> PROBLEM TO SOLVE:
Every entry below should be transcribed exactly; pictures stay out of the copy.

****

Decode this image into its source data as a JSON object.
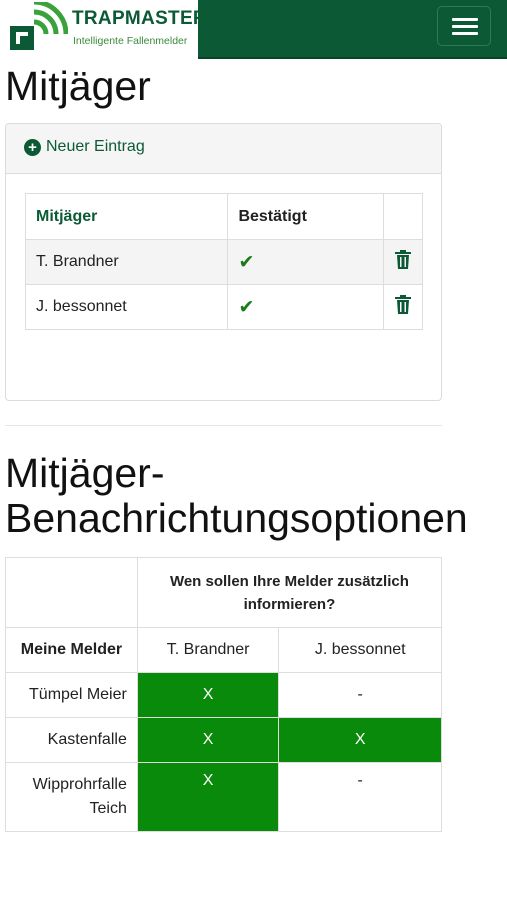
{
  "brand": {
    "name": "TRAPMASTER",
    "tagline": "Intelligente Fallenmelder"
  },
  "page_title": "Mitjäger",
  "panel": {
    "new_entry_label": "Neuer Eintrag",
    "columns": [
      "Mitjäger",
      "Bestätigt"
    ],
    "rows": [
      {
        "name": "T. Brandner",
        "confirmed": true
      },
      {
        "name": "J. bessonnet",
        "confirmed": true
      }
    ]
  },
  "options": {
    "title": "Mitjäger-Benachrichtungsoptionen",
    "question": "Wen sollen Ihre Melder zusätzlich informieren?",
    "row_header": "Meine Melder",
    "hunters": [
      "T. Brandner",
      "J. bessonnet"
    ],
    "rows": [
      {
        "melder": "Tümpel Meier",
        "values": [
          "X",
          "-"
        ]
      },
      {
        "melder": "Kastenfalle",
        "values": [
          "X",
          "X"
        ]
      },
      {
        "melder": "Wipprohrfalle Teich",
        "values": [
          "X",
          "-"
        ]
      }
    ]
  },
  "colors": {
    "brand_green": "#0b5a35",
    "active_cell": "#0a8a0a",
    "check": "#1a7a1a"
  }
}
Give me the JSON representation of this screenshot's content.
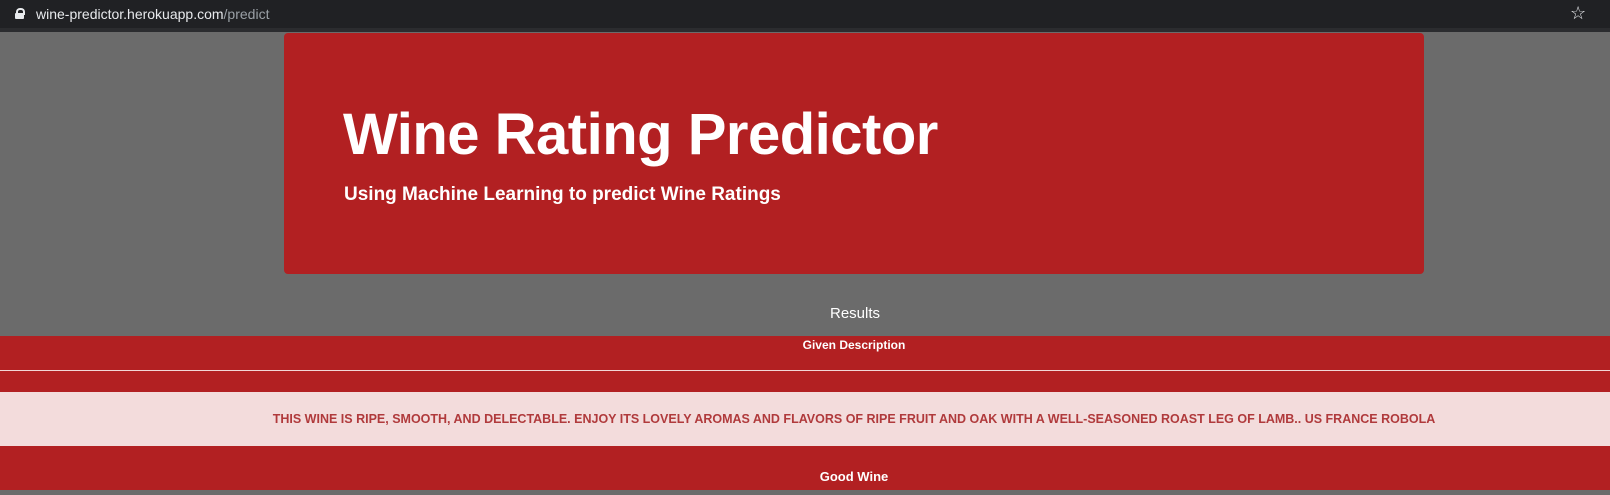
{
  "browser": {
    "url_host": "wine-predictor.herokuapp.com",
    "url_path": "/predict",
    "lock_icon": "lock-icon",
    "bookmark_icon": "star-icon"
  },
  "jumbotron": {
    "title": "Wine Rating Predictor",
    "subtitle": "Using Machine Learning to predict Wine Ratings"
  },
  "results": {
    "caption": "Results",
    "header_label": "Given Description",
    "description": "THIS WINE IS RIPE, SMOOTH, AND DELECTABLE. ENJOY ITS LOVELY AROMAS AND FLAVORS OF RIPE FRUIT AND OAK WITH A WELL-SEASONED ROAST LEG OF LAMB.. US FRANCE ROBOLA",
    "prediction": "Good Wine"
  },
  "colors": {
    "page_background": "#6b6b6b",
    "accent_red": "#b22022",
    "description_background": "#f3dcdc",
    "description_text": "#b03a3c"
  }
}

****

> RIGHT ANSWER:
Decode this image into its source data as a JSON object.
{
  "brand": {
    "name": "TRAPMASTER",
    "tagline": "Intelligente Fallenmelder"
  },
  "page_title": "Mitjäger",
  "panel": {
    "new_entry_label": "Neuer Eintrag",
    "columns": [
      "Mitjäger",
      "Bestätigt"
    ],
    "rows": [
      {
        "name": "T. Brandner",
        "confirmed": true
      },
      {
        "name": "J. bessonnet",
        "confirmed": true
      }
    ]
  },
  "options": {
    "title": "Mitjäger-Benachrichtungsoptionen",
    "question": "Wen sollen Ihre Melder zusätzlich informieren?",
    "row_header": "Meine Melder",
    "hunters": [
      "T. Brandner",
      "J. bessonnet"
    ],
    "rows": [
      {
        "melder": "Tümpel Meier",
        "values": [
          "X",
          "-"
        ]
      },
      {
        "melder": "Kastenfalle",
        "values": [
          "X",
          "X"
        ]
      },
      {
        "melder": "Wipprohrfalle Teich",
        "values": [
          "X",
          "-"
        ]
      }
    ]
  },
  "colors": {
    "brand_green": "#0b5a35",
    "active_cell": "#0a8a0a",
    "check": "#1a7a1a"
  }
}
Give me the JSON representation of this screenshot's content.
{
  "browser": {
    "url_host": "wine-predictor.herokuapp.com",
    "url_path": "/predict",
    "lock_icon": "lock-icon",
    "bookmark_icon": "star-icon"
  },
  "jumbotron": {
    "title": "Wine Rating Predictor",
    "subtitle": "Using Machine Learning to predict Wine Ratings"
  },
  "results": {
    "caption": "Results",
    "header_label": "Given Description",
    "description": "THIS WINE IS RIPE, SMOOTH, AND DELECTABLE. ENJOY ITS LOVELY AROMAS AND FLAVORS OF RIPE FRUIT AND OAK WITH A WELL-SEASONED ROAST LEG OF LAMB.. US FRANCE ROBOLA",
    "prediction": "Good Wine"
  },
  "colors": {
    "page_background": "#6b6b6b",
    "accent_red": "#b22022",
    "description_background": "#f3dcdc",
    "description_text": "#b03a3c"
  }
}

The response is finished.